START Records shown
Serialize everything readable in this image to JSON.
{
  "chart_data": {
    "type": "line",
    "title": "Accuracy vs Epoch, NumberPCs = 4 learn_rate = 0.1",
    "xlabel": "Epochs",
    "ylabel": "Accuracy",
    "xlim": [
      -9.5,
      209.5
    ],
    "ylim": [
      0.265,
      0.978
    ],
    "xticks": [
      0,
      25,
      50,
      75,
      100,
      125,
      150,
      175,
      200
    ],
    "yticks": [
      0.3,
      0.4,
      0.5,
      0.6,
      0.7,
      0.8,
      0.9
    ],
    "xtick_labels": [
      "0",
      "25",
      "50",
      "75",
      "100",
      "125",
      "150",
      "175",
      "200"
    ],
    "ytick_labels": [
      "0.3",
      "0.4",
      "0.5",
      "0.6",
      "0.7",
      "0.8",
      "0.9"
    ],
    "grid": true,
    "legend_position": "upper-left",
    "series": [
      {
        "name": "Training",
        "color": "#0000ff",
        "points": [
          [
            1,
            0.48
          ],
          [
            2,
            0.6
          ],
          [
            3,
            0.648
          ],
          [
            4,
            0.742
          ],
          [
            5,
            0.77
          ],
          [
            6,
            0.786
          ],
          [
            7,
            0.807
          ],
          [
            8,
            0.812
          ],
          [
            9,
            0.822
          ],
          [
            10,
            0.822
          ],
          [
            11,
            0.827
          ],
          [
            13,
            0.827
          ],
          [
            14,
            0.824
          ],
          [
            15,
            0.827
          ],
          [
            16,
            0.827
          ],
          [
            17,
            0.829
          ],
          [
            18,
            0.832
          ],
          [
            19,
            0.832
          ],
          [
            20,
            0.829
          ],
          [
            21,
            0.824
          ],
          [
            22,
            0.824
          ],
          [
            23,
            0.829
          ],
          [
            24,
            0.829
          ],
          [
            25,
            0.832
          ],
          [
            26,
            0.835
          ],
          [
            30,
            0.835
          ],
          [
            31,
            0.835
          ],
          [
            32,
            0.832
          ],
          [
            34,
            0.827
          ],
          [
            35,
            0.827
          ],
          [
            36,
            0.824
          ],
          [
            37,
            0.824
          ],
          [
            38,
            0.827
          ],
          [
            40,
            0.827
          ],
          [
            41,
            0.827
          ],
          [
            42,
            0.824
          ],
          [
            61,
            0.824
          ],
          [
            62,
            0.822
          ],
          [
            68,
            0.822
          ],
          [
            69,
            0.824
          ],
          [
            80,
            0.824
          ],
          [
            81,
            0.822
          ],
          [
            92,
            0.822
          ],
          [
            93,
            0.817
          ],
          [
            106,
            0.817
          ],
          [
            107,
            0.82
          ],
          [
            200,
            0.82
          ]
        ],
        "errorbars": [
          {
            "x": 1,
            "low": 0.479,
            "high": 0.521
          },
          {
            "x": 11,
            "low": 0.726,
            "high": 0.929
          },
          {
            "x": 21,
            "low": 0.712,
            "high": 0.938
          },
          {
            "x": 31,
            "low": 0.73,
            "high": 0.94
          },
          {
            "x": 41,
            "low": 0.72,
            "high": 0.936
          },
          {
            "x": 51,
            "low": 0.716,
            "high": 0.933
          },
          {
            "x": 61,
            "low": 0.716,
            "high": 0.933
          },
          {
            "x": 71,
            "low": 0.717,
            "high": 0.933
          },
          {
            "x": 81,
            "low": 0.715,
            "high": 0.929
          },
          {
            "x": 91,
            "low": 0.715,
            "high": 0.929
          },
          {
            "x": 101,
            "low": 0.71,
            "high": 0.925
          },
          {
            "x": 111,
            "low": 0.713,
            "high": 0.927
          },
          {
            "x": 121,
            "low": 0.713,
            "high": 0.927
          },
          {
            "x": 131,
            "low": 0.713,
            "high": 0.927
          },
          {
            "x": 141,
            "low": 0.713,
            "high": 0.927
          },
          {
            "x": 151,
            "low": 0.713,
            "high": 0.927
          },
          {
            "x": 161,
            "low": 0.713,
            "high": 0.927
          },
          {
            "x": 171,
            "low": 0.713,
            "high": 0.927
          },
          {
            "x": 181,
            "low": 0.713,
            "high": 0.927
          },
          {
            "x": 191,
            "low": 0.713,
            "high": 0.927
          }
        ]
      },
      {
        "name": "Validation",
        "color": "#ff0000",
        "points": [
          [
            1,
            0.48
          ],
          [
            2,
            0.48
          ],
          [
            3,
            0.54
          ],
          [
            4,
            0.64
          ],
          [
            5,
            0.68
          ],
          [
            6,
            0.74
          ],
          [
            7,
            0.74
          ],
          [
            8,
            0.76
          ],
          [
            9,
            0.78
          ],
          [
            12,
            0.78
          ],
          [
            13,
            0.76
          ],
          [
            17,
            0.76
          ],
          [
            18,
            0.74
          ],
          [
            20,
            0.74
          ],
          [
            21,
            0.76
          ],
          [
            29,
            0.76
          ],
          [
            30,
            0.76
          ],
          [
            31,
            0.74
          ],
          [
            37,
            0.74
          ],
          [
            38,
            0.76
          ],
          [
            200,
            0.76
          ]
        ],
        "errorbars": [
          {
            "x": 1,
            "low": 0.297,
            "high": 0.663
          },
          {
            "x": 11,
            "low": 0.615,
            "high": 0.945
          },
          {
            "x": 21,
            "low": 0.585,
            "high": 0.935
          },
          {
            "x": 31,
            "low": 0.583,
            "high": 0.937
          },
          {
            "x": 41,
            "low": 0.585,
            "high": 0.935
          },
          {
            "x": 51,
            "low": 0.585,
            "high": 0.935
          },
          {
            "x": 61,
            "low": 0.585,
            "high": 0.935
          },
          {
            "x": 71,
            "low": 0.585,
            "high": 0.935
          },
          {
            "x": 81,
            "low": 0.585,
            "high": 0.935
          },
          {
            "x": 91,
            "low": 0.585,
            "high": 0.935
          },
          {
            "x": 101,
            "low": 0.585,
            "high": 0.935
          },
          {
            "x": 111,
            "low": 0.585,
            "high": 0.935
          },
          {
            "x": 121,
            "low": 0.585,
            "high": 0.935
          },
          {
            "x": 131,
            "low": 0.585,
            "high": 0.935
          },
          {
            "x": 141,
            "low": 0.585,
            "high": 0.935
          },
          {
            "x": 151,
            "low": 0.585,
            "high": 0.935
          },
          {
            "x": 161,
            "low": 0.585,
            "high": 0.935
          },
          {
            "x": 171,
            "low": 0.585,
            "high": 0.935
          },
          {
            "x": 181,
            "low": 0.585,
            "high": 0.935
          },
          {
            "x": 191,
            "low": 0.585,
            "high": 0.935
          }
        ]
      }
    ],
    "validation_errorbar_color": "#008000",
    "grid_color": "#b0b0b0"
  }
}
END Records shown
Goal of the exercise >>
The lines to collect are those holding the string "Accuracy"; copy them all.

Answer for the task >>
    "title": "Accuracy vs Epoch, NumberPCs = 4 learn_rate = 0.1",
    "ylabel": "Accuracy",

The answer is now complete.